> **What the task asks**
Turn the lines of every row below into a JSON list of strings, with one string for each line and any blank lines left out.

A run of rows

━━━━━━━━

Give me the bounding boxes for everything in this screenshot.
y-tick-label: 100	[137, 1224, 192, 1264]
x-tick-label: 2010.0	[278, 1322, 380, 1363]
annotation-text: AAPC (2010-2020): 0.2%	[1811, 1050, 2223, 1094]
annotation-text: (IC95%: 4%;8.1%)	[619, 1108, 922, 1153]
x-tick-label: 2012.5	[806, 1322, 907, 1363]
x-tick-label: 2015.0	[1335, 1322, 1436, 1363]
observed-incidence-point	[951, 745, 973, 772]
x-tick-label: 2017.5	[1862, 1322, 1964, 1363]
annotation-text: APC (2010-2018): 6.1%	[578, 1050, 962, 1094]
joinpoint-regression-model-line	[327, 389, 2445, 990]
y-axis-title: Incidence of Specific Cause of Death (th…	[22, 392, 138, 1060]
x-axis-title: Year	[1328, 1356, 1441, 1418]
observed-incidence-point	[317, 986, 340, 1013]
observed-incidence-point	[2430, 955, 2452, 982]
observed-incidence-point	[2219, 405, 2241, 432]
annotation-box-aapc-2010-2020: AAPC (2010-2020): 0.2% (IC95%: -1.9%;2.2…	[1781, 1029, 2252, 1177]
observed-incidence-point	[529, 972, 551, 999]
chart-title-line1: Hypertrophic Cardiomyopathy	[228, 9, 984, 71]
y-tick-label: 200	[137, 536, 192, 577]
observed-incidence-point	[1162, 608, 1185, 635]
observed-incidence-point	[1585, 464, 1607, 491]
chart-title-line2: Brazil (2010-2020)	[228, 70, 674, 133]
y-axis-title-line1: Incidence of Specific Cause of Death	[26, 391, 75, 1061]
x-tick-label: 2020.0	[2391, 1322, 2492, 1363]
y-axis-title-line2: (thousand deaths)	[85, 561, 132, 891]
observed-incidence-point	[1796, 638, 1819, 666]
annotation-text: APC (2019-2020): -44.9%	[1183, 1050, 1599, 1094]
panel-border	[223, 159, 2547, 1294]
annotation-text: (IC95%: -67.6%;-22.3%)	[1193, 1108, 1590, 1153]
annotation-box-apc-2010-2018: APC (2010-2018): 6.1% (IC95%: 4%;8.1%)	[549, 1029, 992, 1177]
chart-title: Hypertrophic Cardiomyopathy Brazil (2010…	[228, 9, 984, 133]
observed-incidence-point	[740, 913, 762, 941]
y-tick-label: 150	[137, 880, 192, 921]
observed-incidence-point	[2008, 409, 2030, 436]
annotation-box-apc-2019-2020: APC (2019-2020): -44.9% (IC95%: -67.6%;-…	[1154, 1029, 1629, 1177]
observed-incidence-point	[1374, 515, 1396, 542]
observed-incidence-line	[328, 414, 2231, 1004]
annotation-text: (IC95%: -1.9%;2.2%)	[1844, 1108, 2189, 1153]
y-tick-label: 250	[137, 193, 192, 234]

━━━━━━━━

> **Output below**
[
  "Give me the bounding boxes for everything in this screenshot.",
  "y-tick-label: 100\t[137, 1224, 192, 1264]",
  "x-tick-label: 2010.0\t[278, 1322, 380, 1363]",
  "annotation-text: AAPC (2010-2020): 0.2%\t[1811, 1050, 2223, 1094]",
  "annotation-text: (IC95%: 4%;8.1%)\t[619, 1108, 922, 1153]",
  "x-tick-label: 2012.5\t[806, 1322, 907, 1363]",
  "x-tick-label: 2015.0\t[1335, 1322, 1436, 1363]",
  "observed-incidence-point\t[951, 745, 973, 772]",
  "x-tick-label: 2017.5\t[1862, 1322, 1964, 1363]",
  "annotation-text: APC (2010-2018): 6.1%\t[578, 1050, 962, 1094]",
  "joinpoint-regression-model-line\t[327, 389, 2445, 990]",
  "y-axis-title: Incidence of Specific Cause of Death (th…\t[22, 392, 138, 1060]",
  "x-axis-title: Year\t[1328, 1356, 1441, 1418]",
  "observed-incidence-point\t[317, 986, 340, 1013]",
  "observed-incidence-point\t[2430, 955, 2452, 982]",
  "observed-incidence-point\t[2219, 405, 2241, 432]",
  "annotation-box-aapc-2010-2020: AAPC (2010-2020): 0.2% (IC95%: -1.9%;2.2…\t[1781, 1029, 2252, 1177]",
  "observed-incidence-point\t[529, 972, 551, 999]",
  "chart-title-line1: Hypertrophic Cardiomyopathy\t[228, 9, 984, 71]",
  "y-tick-label: 200\t[137, 536, 192, 577]",
  "observed-incidence-point\t[1162, 608, 1185, 635]",
  "observed-incidence-point\t[1585, 464, 1607, 491]",
  "chart-title-line2: Brazil (2010-2020)\t[228, 70, 674, 133]",
  "y-axis-title-line1: Incidence of Specific Cause of Death\t[26, 391, 75, 1061]",
  "x-tick-label: 2020.0\t[2391, 1322, 2492, 1363]",
  "y-axis-title-line2: (thousand deaths)\t[85, 561, 132, 891]",
  "observed-incidence-point\t[1796, 638, 1819, 666]",
  "annotation-text: APC (2019-2020): -44.9%\t[1183, 1050, 1599, 1094]",
  "panel-border\t[223, 159, 2547, 1294]",
  "annotation-text: (IC95%: -67.6%;-22.3%)\t[1193, 1108, 1590, 1153]",
  "annotation-box-apc-2010-2018: APC (2010-2018): 6.1% (IC95%: 4%;8.1%)\t[549, 1029, 992, 1177]",
  "chart-title: Hypertrophic Cardiomyopathy Brazil (2010…\t[228, 9, 984, 133]",
  "observed-incidence-point\t[740, 913, 762, 941]",
  "y-tick-label: 150\t[137, 880, 192, 921]",
  "observed-incidence-point\t[2008, 409, 2030, 436]",
  "annotation-box-apc-2019-2020: APC (2019-2020): -44.9% (IC95%: -67.6%;-…\t[1154, 1029, 1629, 1177]",
  "observed-incidence-point\t[1374, 515, 1396, 542]",
  "observed-incidence-line\t[328, 414, 2231, 1004]",
  "annotation-text: (IC95%: -1.9%;2.2%)\t[1844, 1108, 2189, 1153]",
  "y-tick-label: 250\t[137, 193, 192, 234]"
]